#### Exercise instructions
Answer with nothing except the number of lines that contain the word "right".

┌──

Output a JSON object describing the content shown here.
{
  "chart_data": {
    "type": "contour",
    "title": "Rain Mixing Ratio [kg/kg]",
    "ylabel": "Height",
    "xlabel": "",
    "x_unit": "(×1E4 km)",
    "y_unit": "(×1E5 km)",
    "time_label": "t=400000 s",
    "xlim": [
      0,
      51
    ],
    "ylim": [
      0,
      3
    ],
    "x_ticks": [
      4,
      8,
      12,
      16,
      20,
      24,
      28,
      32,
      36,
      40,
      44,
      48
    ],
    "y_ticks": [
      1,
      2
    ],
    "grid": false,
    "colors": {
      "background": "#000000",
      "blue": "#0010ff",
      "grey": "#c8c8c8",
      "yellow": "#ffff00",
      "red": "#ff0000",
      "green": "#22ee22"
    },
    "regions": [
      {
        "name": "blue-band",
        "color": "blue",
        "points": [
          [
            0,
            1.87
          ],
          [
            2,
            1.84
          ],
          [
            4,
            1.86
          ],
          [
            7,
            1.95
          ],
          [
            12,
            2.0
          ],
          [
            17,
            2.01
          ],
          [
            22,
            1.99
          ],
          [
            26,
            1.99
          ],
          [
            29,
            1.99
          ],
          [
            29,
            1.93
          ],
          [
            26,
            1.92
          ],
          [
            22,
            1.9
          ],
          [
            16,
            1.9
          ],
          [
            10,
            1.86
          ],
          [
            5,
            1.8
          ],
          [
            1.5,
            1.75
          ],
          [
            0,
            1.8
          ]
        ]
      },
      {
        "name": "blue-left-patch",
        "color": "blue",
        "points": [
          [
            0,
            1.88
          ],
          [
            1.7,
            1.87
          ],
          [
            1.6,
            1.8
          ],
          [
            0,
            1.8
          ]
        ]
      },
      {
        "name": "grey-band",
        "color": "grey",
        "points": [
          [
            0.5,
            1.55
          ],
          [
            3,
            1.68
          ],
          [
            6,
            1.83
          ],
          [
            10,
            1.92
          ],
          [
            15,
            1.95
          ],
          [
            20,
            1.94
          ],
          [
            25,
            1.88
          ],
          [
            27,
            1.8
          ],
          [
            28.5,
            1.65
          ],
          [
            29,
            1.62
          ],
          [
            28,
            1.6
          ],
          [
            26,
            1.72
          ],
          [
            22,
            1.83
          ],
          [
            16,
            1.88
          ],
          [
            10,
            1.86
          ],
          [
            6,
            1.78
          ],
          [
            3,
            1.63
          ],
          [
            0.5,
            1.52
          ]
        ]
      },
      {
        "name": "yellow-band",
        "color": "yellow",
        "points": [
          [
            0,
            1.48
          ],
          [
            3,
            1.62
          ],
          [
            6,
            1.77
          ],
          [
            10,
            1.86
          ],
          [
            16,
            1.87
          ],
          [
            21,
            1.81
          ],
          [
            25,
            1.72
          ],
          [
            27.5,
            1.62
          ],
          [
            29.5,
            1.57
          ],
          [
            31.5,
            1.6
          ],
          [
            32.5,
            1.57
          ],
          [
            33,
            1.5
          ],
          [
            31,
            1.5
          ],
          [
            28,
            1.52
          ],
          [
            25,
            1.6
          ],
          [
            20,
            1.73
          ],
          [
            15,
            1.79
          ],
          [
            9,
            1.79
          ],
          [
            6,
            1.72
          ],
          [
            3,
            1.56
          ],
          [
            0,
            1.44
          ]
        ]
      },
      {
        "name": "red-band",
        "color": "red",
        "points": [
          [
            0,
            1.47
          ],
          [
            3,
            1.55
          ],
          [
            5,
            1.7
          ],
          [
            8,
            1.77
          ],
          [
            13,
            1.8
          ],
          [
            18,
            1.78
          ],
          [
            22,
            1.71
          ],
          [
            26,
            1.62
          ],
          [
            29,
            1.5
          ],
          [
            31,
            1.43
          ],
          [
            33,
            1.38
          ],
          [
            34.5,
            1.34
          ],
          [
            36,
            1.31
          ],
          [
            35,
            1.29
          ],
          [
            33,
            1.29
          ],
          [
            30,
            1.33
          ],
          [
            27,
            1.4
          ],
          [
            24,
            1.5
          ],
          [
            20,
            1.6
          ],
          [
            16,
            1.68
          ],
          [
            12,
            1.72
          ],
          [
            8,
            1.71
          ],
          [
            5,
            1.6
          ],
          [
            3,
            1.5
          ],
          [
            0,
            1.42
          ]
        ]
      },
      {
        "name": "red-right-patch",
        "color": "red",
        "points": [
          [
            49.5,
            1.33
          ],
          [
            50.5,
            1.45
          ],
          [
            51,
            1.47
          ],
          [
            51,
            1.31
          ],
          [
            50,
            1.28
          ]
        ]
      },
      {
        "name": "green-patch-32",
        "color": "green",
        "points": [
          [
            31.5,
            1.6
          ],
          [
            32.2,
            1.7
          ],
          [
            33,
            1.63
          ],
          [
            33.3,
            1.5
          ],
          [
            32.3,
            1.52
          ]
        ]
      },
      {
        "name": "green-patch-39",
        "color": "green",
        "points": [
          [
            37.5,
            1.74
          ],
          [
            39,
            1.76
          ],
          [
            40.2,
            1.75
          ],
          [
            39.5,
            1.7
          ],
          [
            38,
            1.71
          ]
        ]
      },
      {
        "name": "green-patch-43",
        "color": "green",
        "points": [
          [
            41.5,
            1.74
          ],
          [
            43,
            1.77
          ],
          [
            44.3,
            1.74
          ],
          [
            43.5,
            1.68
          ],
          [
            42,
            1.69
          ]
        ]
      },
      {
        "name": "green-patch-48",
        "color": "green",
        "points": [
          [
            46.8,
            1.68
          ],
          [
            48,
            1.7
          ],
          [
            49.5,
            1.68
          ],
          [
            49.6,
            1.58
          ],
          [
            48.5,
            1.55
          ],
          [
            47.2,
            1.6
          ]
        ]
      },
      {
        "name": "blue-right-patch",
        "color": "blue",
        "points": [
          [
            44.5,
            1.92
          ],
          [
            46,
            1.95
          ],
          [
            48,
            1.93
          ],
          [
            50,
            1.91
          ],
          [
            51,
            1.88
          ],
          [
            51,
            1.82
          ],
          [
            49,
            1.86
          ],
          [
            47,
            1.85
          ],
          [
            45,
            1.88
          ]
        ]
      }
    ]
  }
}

└──

#### Exercise output
2